Of the lines in the data below, count the ones holding the string "周岁延长至", and answer with that number only.
==== SUPPLIED RECORDS ====
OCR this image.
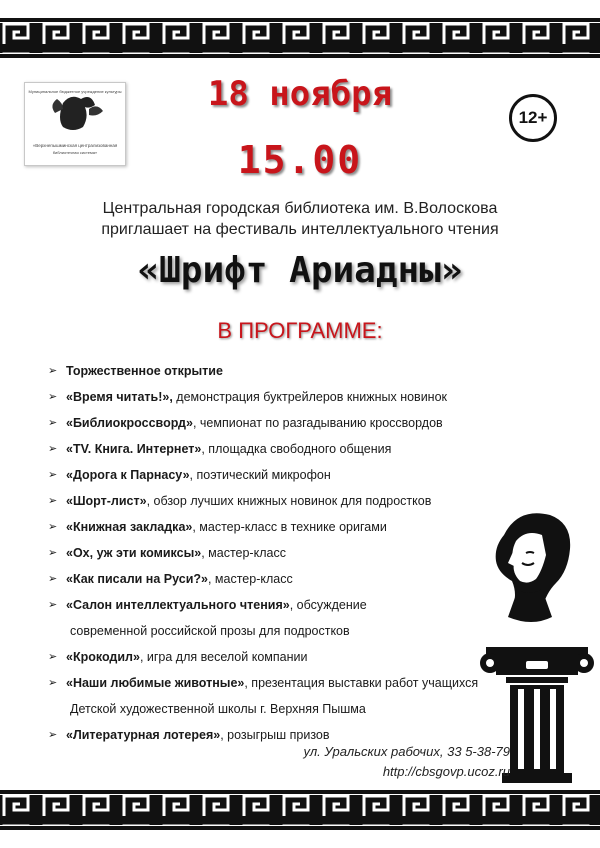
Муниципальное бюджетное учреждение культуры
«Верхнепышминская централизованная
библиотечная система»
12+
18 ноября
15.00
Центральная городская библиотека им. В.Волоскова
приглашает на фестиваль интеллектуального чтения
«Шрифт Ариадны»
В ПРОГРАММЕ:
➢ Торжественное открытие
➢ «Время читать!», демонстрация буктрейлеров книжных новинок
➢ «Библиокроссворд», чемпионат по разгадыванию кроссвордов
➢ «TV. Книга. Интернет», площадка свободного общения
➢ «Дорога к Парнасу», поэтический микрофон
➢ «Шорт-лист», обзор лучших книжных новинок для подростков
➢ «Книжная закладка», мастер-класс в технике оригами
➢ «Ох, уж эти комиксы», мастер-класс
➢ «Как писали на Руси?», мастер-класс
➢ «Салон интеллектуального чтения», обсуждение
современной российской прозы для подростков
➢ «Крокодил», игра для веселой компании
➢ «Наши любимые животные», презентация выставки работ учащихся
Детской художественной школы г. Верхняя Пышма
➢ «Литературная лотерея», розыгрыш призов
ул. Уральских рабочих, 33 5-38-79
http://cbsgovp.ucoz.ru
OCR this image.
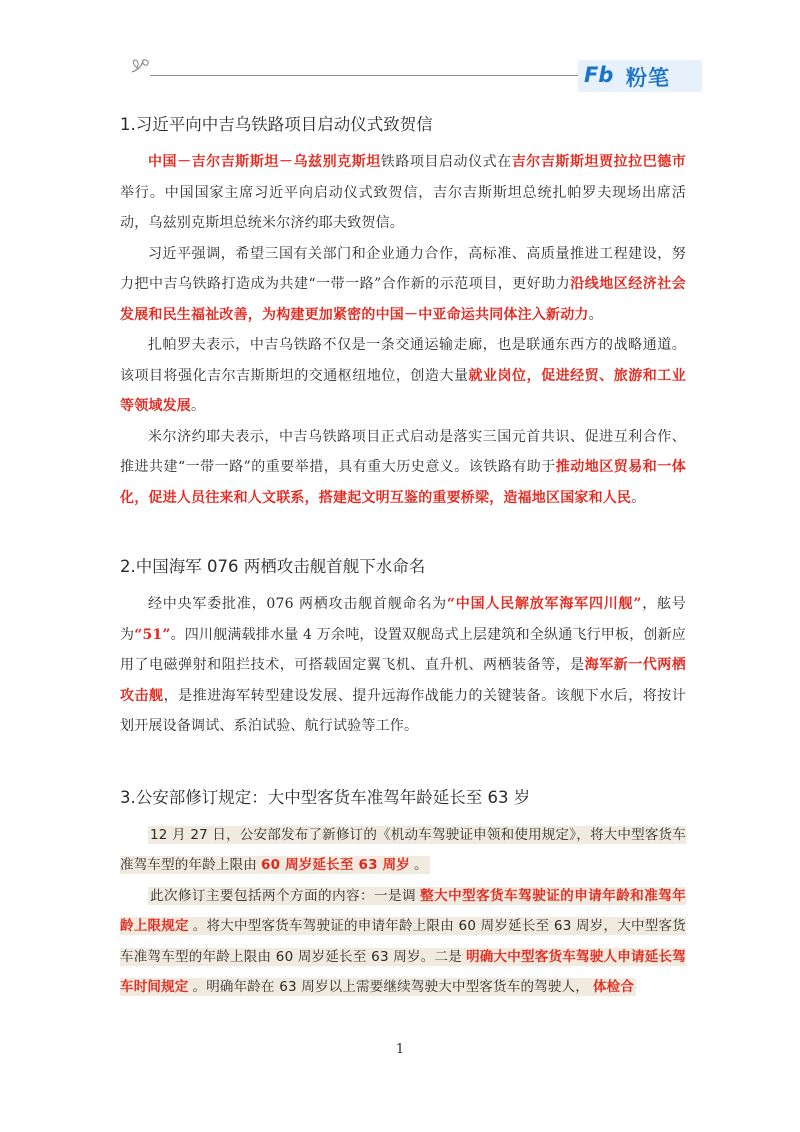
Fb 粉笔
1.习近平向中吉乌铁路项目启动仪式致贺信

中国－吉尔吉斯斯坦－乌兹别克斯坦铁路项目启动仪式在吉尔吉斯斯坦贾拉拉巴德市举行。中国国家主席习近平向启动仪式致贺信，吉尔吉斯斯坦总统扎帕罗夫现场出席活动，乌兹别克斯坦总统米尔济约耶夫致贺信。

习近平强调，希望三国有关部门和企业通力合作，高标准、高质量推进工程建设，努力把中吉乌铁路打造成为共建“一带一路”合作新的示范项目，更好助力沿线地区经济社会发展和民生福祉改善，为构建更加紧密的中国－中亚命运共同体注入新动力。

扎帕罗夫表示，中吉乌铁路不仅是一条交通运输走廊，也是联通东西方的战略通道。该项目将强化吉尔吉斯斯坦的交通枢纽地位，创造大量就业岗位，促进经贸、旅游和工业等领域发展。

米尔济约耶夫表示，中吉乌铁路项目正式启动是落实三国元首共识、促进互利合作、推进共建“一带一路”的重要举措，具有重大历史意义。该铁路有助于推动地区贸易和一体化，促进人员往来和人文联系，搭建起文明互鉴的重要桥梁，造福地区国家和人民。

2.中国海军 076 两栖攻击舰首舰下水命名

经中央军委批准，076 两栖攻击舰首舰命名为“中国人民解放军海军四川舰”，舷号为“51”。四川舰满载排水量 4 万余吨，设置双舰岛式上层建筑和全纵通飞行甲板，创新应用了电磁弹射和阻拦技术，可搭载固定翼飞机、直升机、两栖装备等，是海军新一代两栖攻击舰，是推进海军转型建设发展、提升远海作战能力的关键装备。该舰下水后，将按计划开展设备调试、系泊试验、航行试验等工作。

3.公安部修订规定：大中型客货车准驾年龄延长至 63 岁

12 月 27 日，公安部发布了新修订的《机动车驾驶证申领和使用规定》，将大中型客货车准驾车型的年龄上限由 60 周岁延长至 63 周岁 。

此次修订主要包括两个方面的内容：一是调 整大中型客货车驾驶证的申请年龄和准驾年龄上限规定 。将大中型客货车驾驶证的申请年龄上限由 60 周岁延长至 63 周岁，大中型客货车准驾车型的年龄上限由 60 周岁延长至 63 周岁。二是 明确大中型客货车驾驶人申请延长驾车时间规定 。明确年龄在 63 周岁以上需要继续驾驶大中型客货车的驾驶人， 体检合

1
====
## ANSWER FOR THIS EXERCISE
2